Provided text:
Flooding is a tower problem where it becomes difficult to obtain a net downflow of TEG liquid through the tower. Flooding may be caused by an excessive gas flow rate up through the contactor (jet flooding) or an excessive liquid flow rate fed to the contactor (downflow flooding):

  • In jet flooding, the high upward flow of gas entrains some of the TEG flowing across the trays and carries this TEG mist upward and out the contactor. At the same time, the differential pressure across each tower tray rises as the high gas flow passes through the restrictive tray valve openings. To match the high differential pressure, the liquid level in each downcomer rises in an attempt to increase the head pressure and force liquid onto the tray below. If the liquid level in a downcomer rises to the tray above, the head pressure provided by the liquid in the downcomer cannot increase further; liquid can no longer flow through the downcomers and across the trays. With the trays being unable to function properly, gas dehydration performance deteriorates sharply and the tower begins to rapidly retain liquid (i.e., the tower floods).

Information supplied:

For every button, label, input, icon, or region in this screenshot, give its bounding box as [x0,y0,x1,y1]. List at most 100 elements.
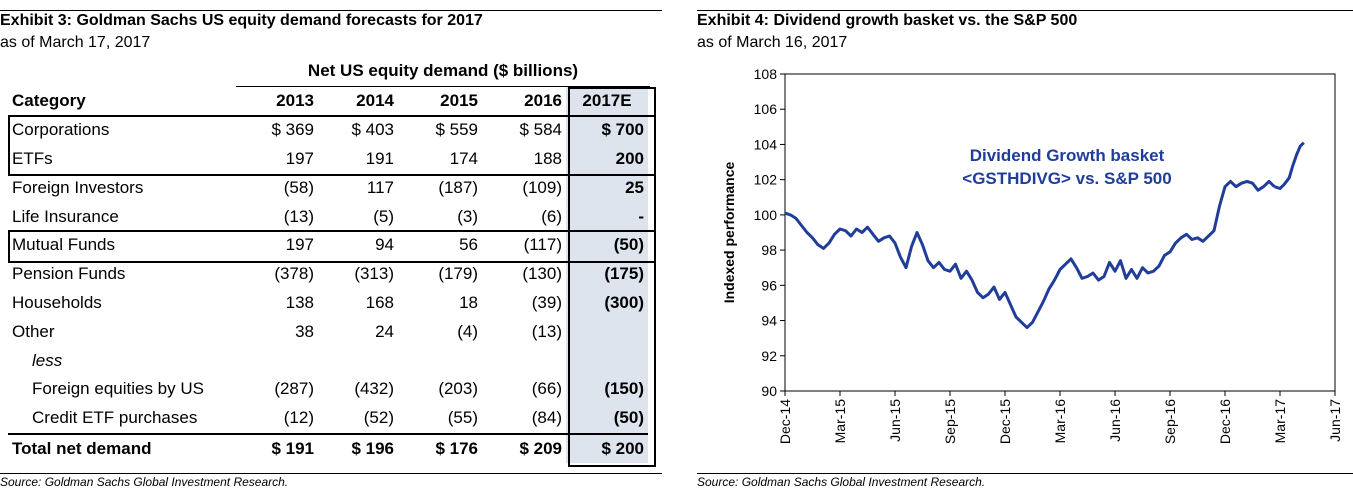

Set problem:
Answer these from the passage on tower flooding:
(a) What causes downflow flooding?
(b) In jet flooding, where does the gas carry the TEG mist?
(c) What happens to gas dehydration performance when the trays can no longer function properly?

Output for this task:
(a) An excessive liquid flow rate fed to the contactor.
(b) Upward and out the contactor.
(c) It deteriorates sharply.